▶ **TASK INSTRUCTIONS**
Without the pictures, return all of the material exactly as written.

(Saved data entries)
^^^^^^^^

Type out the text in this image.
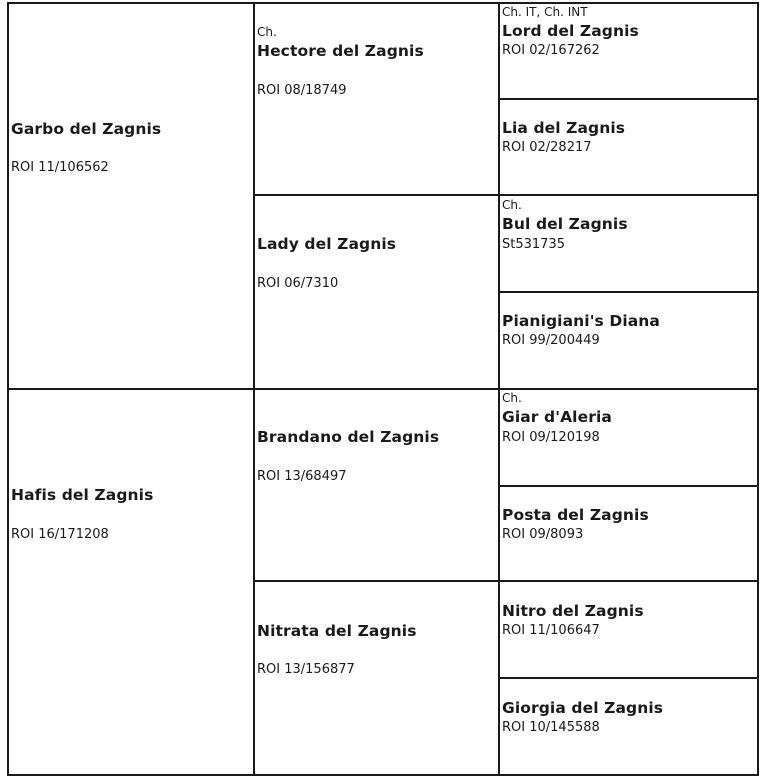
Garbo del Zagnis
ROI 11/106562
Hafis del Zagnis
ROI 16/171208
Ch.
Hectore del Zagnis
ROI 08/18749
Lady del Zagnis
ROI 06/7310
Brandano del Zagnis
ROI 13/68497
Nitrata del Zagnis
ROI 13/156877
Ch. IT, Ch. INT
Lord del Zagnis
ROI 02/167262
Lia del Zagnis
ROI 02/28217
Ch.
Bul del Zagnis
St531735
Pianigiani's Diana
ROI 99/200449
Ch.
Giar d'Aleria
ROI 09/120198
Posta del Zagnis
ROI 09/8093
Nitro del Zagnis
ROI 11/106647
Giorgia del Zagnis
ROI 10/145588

^^^^^^^^

▶ **ANSWER TO THIS TASK**
Type out the text in this image.
Garbo del Zagnis
ROI 11/106562
Hafis del Zagnis
ROI 16/171208
Ch.
Hectore del Zagnis
ROI 08/18749
Lady del Zagnis
ROI 06/7310
Brandano del Zagnis
ROI 13/68497
Nitrata del Zagnis
ROI 13/156877
Ch. IT, Ch. INT
Lord del Zagnis
ROI 02/167262
Lia del Zagnis
ROI 02/28217
Ch.
Bul del Zagnis
St531735
Pianigiani's Diana
ROI 99/200449
Ch.
Giar d'Aleria
ROI 09/120198
Posta del Zagnis
ROI 09/8093
Nitro del Zagnis
ROI 11/106647
Giorgia del Zagnis
ROI 10/145588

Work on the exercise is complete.